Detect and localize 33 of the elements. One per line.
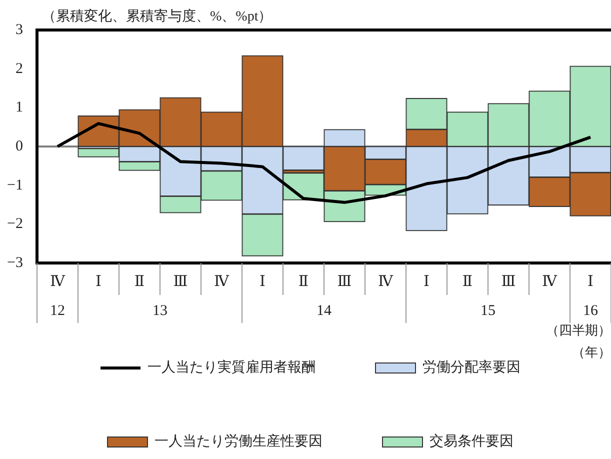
y-tick-label: 1: [16, 100, 23, 116]
x-tick-label: Ⅰ: [260, 274, 266, 290]
y-tick-label: −2: [7, 216, 23, 232]
text: （四半期）: [546, 322, 611, 338]
x-tick-label: Ⅳ: [214, 274, 230, 290]
x-tick-label: Ⅲ: [501, 274, 516, 290]
x-tick-label: Ⅲ: [173, 274, 188, 290]
x-tick-label: Ⅳ: [378, 274, 394, 290]
text: 14: [316, 302, 332, 319]
y-tick-label: 0: [16, 138, 23, 154]
legend-label: 一人当たり労働生産性要因: [154, 434, 322, 450]
x-tick-label: Ⅳ: [50, 274, 66, 290]
legend-label: 労働分配率要因: [422, 360, 520, 376]
legend-label: 一人当たり実質雇用者報酬: [148, 360, 316, 376]
y-tick-label: 3: [16, 22, 23, 38]
y-axis-title: （累積変化、累積寄与度、%、%pt）: [42, 8, 272, 25]
text: 15: [480, 302, 496, 319]
x-tick-label: Ⅱ: [134, 274, 145, 290]
text: 13: [152, 302, 168, 319]
y-tick-label: 2: [16, 60, 23, 77]
text: 16: [583, 302, 598, 319]
x-tick-label: Ⅰ: [588, 274, 594, 290]
x-tick-label: Ⅲ: [337, 274, 352, 290]
text: 12: [50, 302, 65, 319]
x-tick-label: Ⅱ: [298, 274, 309, 290]
x-tick-label: Ⅳ: [542, 274, 558, 290]
legend-label: 交易条件要因: [430, 434, 514, 450]
text: （年）: [572, 344, 611, 360]
y-tick-label: −3: [7, 254, 23, 271]
y-tick-label: −1: [7, 177, 23, 194]
x-tick-label: Ⅰ: [424, 274, 430, 290]
x-tick-label: Ⅰ: [96, 274, 102, 290]
x-tick-label: Ⅱ: [462, 274, 473, 290]
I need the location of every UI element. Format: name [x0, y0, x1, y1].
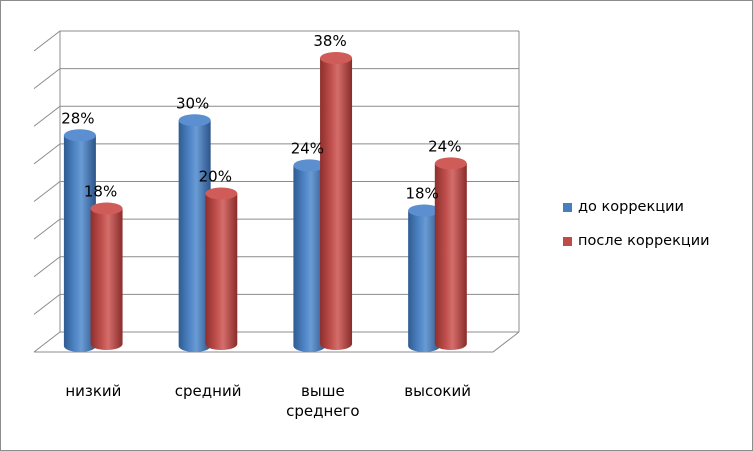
data-label: 24% [428, 137, 461, 155]
data-label: 24% [291, 139, 324, 157]
legend-swatch [563, 202, 572, 212]
data-label: 30% [176, 94, 209, 112]
gridline [33, 218, 519, 240]
gridline [33, 68, 519, 90]
bars [63, 52, 467, 352]
gridline [33, 331, 519, 353]
data-label: 38% [313, 32, 346, 50]
bar-2-4 [434, 157, 467, 350]
floor-edge [34, 331, 520, 353]
gridlines [33, 30, 520, 353]
bar-1-1 [63, 129, 96, 352]
gridline [33, 143, 519, 165]
bar-1-2 [178, 114, 211, 352]
bar-2-1 [90, 202, 123, 350]
legend-label: после коррекции [578, 233, 710, 249]
data-label: 28% [61, 109, 94, 127]
bar-1-4 [408, 204, 441, 352]
data-label: 20% [199, 168, 232, 186]
gridline [33, 256, 519, 278]
bar-2-2 [205, 187, 238, 350]
legend-label: до коррекции [578, 199, 684, 215]
category-label: средний [175, 382, 242, 400]
category-label: высокий [404, 382, 471, 400]
data-labels: 28% 18% 30% 20% 24% 38% 18% 24% [61, 32, 461, 203]
legend: до коррекции после коррекции [563, 197, 748, 265]
category-label: выше среднего [286, 382, 359, 420]
category-label: низкий [65, 382, 121, 400]
bar-1-3 [293, 159, 326, 352]
category-axis-labels: низкий средний выше среднего высокий [65, 382, 471, 420]
legend-swatch [563, 236, 572, 246]
legend-item-series-2: после коррекции [563, 231, 748, 251]
legend-item-series-1: до коррекции [563, 197, 748, 217]
data-label: 18% [405, 185, 438, 203]
gridline [33, 105, 519, 127]
gridline [33, 181, 519, 202]
bar-2-3 [320, 52, 353, 351]
gridline [33, 30, 519, 52]
gridline [33, 293, 519, 315]
data-label: 18% [84, 183, 117, 201]
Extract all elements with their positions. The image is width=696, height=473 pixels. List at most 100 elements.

+ + + + +

*EXERCISE OBJECTIVE*. Collect every line of the records above that contains the string "series". Treat case as significant.

*ANSWER TO THE EXERCISE*.
legend-item-series-2: после коррекции [563, 231, 748, 251]
legend-item-series-1: до коррекции [563, 197, 748, 217]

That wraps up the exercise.